++++ TASK INPUTS

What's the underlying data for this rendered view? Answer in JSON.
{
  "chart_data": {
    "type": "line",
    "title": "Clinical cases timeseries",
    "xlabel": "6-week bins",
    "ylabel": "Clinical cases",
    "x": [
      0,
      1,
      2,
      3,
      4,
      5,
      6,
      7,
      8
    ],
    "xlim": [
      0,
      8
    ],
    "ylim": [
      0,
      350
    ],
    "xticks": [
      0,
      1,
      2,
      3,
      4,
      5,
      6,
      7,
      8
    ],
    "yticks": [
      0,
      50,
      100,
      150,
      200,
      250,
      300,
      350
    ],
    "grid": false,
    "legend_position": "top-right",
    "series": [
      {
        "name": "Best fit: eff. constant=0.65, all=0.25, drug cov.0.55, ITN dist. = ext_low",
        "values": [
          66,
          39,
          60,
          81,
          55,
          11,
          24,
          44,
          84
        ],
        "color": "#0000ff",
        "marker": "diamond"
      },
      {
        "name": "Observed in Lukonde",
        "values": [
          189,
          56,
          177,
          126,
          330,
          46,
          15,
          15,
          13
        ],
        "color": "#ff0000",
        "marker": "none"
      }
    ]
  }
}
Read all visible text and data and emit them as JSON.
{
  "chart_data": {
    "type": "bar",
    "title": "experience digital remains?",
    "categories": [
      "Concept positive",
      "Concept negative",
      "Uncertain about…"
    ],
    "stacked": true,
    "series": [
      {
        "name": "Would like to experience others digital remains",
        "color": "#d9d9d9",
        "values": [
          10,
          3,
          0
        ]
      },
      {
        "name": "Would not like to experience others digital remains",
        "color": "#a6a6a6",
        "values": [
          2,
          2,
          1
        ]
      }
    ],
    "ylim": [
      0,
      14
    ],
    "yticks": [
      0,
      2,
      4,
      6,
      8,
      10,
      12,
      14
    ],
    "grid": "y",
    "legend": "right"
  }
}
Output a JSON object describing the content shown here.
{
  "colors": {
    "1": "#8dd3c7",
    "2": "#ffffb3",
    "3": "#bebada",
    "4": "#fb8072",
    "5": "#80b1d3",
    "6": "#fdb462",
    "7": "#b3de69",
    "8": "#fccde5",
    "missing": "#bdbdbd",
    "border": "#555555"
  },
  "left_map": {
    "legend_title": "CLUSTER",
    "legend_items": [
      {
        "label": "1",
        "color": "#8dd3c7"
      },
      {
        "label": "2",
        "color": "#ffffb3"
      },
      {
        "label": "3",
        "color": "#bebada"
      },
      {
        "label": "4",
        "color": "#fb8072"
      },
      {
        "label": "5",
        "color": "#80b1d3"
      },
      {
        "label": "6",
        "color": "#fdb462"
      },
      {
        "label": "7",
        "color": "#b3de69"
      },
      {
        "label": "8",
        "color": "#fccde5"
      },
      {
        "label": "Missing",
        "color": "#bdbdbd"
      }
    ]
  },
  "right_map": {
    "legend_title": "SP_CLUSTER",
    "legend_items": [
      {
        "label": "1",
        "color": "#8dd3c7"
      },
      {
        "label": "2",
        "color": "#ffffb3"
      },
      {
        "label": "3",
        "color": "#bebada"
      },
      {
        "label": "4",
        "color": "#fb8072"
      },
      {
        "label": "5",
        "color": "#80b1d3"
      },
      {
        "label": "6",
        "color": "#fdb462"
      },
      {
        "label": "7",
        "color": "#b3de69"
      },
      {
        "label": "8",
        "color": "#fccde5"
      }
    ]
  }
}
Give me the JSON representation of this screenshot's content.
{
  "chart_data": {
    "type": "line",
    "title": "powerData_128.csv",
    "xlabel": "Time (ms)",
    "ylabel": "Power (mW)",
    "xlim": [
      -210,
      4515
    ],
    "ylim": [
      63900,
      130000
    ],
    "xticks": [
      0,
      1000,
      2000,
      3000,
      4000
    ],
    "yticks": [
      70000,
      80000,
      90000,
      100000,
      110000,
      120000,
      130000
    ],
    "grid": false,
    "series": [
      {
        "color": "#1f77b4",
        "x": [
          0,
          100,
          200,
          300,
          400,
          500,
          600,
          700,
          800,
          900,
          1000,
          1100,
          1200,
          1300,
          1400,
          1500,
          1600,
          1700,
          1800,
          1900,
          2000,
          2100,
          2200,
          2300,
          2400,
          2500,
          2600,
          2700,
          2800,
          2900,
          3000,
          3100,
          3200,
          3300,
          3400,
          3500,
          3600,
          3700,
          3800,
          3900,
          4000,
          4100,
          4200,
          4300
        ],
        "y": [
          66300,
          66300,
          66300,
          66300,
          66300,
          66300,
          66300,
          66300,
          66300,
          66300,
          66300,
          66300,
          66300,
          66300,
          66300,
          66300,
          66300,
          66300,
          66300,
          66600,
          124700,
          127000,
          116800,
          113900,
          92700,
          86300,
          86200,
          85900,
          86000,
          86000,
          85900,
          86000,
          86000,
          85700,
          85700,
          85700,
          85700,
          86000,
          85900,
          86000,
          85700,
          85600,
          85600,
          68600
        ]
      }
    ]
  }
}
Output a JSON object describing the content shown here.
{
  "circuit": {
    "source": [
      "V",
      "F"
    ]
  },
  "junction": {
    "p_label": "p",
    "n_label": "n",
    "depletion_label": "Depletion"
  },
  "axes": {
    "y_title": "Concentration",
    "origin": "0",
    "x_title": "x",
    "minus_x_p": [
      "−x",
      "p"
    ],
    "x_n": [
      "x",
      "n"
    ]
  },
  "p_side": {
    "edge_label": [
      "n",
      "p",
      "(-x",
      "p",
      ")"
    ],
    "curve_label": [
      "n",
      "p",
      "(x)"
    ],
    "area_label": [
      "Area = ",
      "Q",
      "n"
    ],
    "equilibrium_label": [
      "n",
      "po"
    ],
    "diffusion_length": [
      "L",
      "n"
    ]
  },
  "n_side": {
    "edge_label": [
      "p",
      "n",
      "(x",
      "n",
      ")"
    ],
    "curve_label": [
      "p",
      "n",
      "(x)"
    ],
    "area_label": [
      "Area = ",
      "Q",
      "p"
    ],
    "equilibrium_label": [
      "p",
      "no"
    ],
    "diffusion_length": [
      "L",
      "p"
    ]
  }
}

++++++++

▶ _WORK INSTRUCTIONS_: Show every line of the listing in which the string "Concept" can be found.

▶ _FINAL RESULT_:
      "Concept positive",
      "Concept negative",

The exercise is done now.